# [Do this]
Seek out every line containing the word "JSON", and copy each.

——

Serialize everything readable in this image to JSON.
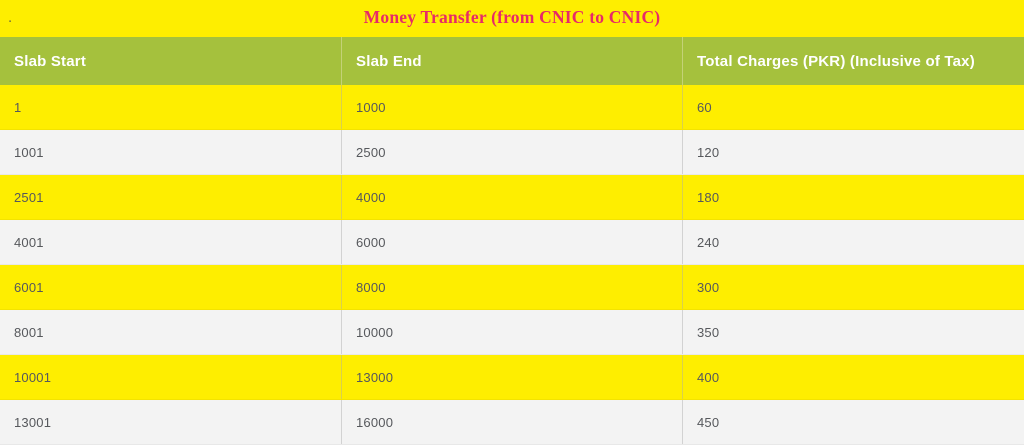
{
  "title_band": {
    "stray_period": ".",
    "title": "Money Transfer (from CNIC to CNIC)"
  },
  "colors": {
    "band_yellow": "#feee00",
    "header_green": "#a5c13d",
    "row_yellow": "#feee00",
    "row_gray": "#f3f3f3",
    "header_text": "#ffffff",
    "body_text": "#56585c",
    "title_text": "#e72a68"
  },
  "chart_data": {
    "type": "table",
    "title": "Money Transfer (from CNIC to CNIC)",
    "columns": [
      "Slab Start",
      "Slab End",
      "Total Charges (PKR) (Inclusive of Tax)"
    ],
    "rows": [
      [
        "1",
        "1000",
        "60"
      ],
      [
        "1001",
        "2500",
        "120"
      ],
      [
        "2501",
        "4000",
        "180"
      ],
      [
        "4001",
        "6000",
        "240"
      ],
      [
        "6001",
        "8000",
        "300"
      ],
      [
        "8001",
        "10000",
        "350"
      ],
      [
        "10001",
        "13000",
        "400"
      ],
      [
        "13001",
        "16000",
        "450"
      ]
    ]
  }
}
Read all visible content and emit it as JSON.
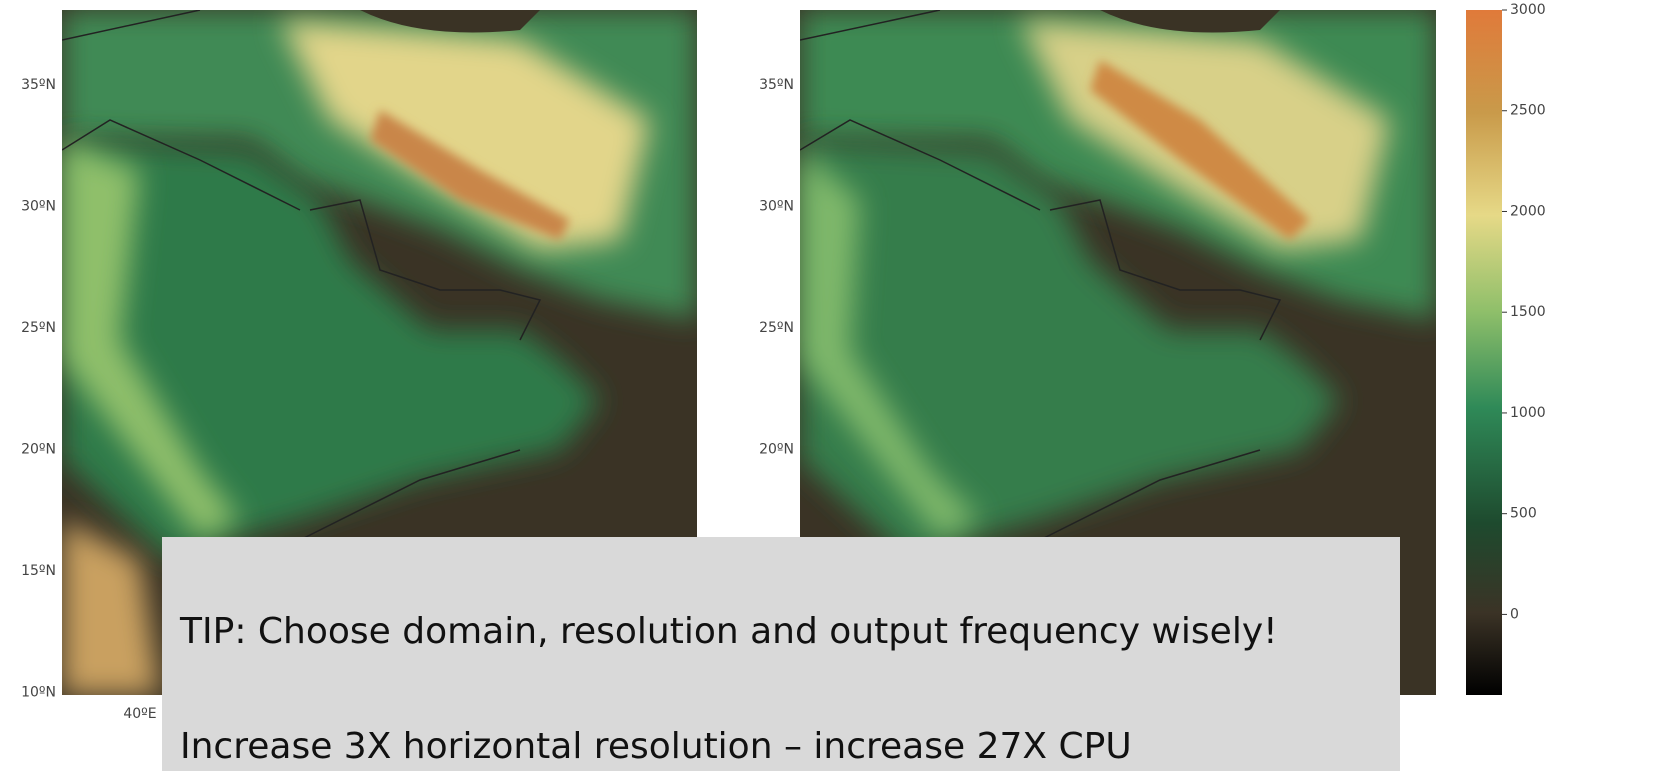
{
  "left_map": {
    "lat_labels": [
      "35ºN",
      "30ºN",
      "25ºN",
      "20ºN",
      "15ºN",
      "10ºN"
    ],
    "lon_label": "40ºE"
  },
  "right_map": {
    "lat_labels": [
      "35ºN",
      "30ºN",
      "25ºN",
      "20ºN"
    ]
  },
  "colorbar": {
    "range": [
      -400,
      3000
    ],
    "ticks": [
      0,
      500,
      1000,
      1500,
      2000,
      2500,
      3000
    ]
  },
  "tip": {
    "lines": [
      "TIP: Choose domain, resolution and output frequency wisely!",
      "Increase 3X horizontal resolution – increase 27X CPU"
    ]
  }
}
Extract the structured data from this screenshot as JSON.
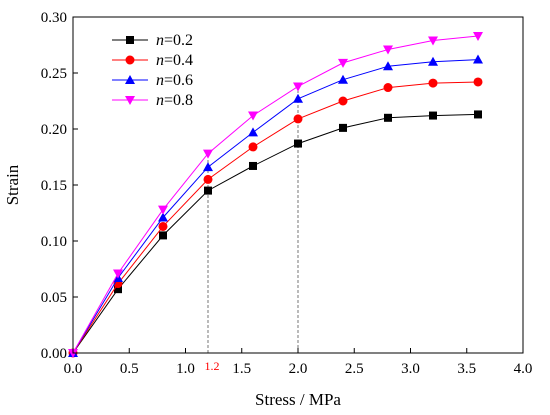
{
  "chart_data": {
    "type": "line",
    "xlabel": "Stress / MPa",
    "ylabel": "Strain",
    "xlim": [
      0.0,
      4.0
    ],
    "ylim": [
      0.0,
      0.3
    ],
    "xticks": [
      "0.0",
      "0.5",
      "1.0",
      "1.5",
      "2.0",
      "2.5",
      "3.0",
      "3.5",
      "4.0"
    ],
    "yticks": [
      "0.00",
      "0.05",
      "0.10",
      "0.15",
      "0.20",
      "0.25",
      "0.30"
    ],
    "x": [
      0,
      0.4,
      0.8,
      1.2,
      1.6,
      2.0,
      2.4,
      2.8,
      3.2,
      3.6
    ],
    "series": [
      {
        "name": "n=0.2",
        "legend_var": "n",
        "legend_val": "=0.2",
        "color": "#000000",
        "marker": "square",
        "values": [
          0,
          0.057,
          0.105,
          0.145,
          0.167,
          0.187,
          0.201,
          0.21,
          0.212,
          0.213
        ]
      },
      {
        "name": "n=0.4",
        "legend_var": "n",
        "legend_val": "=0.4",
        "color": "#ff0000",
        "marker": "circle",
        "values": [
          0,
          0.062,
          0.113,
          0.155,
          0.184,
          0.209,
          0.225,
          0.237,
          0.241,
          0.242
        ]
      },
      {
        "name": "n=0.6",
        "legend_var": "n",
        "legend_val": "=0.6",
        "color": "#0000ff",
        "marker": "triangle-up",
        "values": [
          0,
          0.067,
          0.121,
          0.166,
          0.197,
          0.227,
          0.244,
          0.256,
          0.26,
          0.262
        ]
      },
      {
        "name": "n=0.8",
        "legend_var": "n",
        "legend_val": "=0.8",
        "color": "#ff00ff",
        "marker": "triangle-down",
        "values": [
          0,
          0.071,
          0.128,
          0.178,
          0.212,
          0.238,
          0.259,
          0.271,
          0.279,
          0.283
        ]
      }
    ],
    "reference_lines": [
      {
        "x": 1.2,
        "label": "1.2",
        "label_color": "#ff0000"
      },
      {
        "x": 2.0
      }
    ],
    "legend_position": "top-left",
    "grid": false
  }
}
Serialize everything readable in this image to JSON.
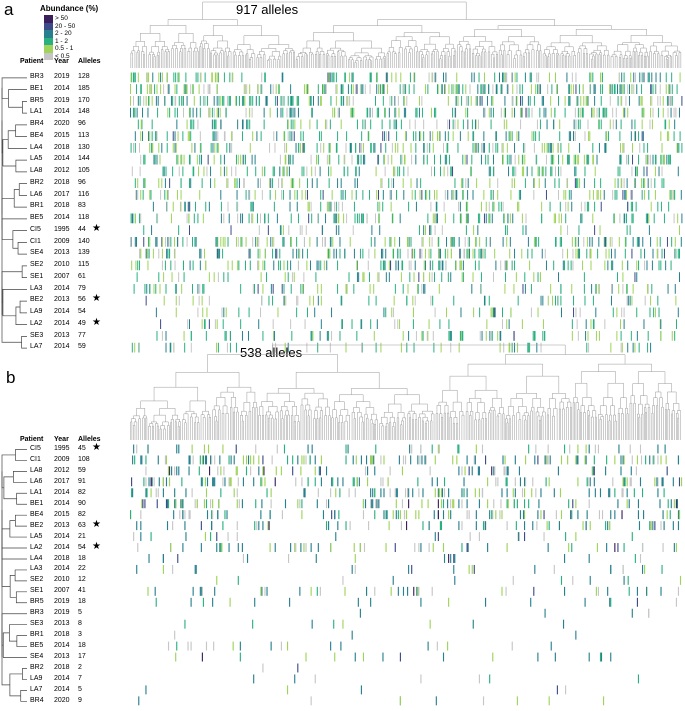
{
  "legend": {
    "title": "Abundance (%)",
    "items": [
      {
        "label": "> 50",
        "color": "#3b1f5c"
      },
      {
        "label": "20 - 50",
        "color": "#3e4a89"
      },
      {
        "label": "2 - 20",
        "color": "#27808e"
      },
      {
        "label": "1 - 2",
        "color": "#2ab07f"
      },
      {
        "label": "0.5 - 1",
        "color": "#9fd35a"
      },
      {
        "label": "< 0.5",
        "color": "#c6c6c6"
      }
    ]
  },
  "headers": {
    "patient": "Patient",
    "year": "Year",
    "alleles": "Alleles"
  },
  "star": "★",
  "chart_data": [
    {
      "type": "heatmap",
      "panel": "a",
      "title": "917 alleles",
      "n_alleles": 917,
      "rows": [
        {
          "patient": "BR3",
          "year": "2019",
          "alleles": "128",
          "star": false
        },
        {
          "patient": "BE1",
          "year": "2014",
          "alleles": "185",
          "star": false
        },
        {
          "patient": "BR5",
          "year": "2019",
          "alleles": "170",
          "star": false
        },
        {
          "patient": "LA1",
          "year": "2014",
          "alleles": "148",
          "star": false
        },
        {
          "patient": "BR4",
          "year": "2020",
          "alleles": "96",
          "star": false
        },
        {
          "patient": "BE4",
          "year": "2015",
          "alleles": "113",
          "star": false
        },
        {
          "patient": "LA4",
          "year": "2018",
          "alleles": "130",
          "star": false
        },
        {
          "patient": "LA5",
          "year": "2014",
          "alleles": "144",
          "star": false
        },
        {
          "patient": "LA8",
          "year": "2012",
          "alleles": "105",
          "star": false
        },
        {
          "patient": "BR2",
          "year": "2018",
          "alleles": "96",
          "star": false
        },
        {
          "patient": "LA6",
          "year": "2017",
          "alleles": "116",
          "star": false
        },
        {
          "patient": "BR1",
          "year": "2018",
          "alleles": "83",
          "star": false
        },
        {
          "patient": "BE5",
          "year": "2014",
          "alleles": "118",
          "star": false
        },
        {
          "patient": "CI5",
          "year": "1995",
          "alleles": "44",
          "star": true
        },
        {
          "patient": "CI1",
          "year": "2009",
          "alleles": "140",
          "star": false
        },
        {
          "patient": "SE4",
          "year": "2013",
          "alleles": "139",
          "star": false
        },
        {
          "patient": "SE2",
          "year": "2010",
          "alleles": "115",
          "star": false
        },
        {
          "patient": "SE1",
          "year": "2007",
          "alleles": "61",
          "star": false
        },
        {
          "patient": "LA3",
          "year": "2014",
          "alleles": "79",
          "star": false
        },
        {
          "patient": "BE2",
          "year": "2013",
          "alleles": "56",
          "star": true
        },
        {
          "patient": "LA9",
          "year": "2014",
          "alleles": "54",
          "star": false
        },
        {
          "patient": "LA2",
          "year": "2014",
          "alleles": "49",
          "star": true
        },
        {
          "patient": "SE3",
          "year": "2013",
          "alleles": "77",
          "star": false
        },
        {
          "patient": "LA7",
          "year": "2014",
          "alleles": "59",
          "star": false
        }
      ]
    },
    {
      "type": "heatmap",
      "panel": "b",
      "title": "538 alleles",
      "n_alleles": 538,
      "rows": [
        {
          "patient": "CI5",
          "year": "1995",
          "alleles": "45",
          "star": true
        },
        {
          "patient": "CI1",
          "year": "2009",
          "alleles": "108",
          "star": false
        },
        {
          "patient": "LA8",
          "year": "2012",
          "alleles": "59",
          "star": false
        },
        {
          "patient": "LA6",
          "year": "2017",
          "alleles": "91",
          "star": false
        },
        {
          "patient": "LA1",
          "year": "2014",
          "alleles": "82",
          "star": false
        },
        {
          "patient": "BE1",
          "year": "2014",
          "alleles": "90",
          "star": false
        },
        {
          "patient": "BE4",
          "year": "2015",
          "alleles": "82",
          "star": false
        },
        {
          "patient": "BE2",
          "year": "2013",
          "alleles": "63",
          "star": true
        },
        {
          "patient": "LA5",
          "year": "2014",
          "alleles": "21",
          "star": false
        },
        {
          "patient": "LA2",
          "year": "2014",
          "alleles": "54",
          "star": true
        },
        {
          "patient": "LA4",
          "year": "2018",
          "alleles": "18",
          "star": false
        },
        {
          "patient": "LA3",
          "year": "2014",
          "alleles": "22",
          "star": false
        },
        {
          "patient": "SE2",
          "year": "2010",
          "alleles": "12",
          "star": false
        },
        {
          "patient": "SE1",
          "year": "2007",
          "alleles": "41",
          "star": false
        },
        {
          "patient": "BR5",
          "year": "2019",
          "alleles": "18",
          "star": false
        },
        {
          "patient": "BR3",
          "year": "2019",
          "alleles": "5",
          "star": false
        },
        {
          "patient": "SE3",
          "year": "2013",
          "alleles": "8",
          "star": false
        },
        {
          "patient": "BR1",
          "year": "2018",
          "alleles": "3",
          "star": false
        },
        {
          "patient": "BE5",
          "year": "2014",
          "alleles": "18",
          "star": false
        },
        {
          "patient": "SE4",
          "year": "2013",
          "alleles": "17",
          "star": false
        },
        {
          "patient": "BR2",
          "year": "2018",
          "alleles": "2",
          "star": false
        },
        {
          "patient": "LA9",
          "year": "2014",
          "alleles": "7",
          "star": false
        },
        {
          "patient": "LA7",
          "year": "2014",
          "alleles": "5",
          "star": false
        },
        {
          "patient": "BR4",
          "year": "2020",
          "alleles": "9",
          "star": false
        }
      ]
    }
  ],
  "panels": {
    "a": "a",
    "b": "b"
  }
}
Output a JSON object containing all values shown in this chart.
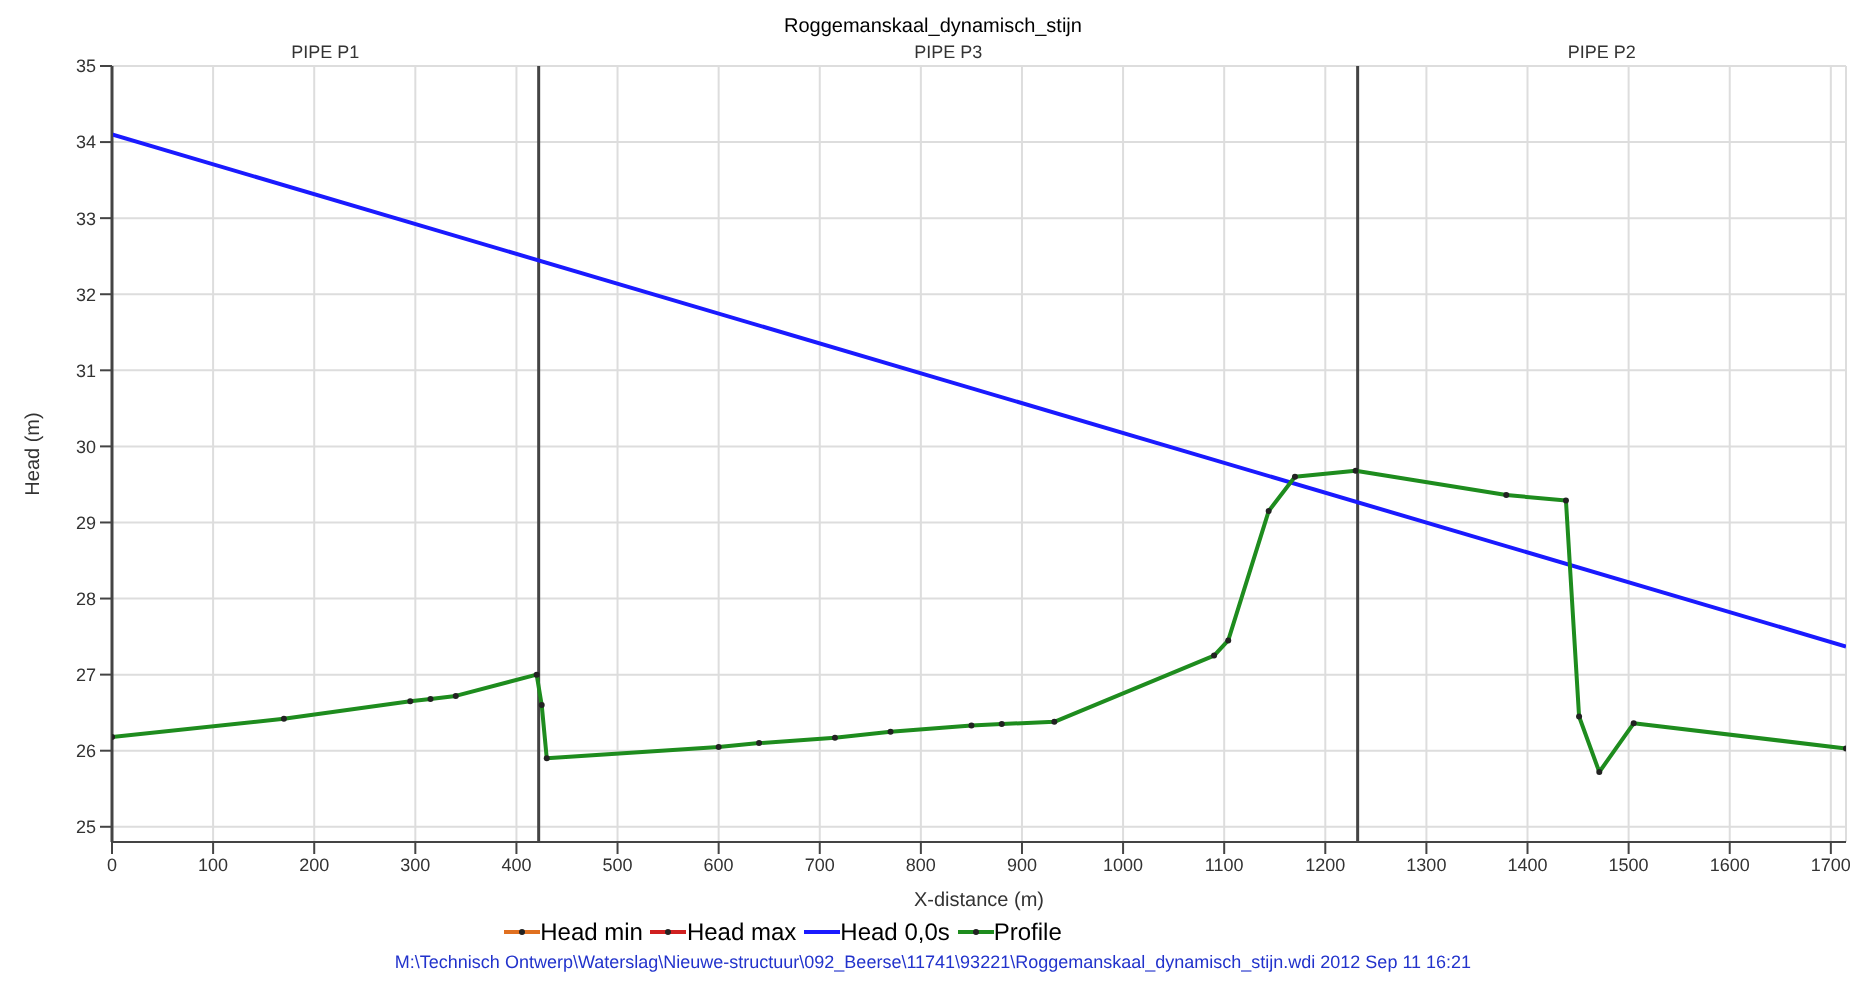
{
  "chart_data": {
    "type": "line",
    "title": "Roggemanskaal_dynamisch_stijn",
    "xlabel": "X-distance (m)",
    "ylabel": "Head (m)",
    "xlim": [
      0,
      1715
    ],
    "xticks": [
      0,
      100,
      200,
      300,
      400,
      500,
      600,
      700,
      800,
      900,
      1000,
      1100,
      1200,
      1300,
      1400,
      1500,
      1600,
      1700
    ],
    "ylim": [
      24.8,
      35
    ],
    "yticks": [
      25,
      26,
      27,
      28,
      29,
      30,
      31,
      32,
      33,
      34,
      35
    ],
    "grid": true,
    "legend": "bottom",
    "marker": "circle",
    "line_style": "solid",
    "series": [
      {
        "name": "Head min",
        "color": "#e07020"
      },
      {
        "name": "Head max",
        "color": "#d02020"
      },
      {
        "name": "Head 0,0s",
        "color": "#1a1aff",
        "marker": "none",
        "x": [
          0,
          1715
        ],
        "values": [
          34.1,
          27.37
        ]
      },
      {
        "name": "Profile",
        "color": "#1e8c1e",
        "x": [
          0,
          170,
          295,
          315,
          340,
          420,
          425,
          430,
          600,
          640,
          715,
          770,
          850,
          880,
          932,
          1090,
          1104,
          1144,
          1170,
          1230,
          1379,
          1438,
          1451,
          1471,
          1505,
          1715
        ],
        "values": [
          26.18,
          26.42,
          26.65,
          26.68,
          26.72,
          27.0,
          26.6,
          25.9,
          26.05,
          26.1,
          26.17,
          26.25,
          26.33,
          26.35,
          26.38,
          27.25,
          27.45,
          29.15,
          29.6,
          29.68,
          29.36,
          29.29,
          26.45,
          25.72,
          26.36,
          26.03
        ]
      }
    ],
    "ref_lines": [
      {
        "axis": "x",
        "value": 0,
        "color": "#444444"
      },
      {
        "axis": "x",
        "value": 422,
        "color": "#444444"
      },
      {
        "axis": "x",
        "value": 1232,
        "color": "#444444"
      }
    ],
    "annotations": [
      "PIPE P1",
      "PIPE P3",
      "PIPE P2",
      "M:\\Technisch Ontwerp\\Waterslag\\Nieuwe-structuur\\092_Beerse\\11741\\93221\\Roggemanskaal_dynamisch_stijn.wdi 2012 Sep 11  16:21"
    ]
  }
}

——

# [Answer below]
Serialize everything readable in this image to JSON.
Read all visible content and emit it as JSON.
Extract the structured data from this screenshot as JSON.
Serialize everything readable in this image to JSON.
Output a JSON object containing all values shown in this chart.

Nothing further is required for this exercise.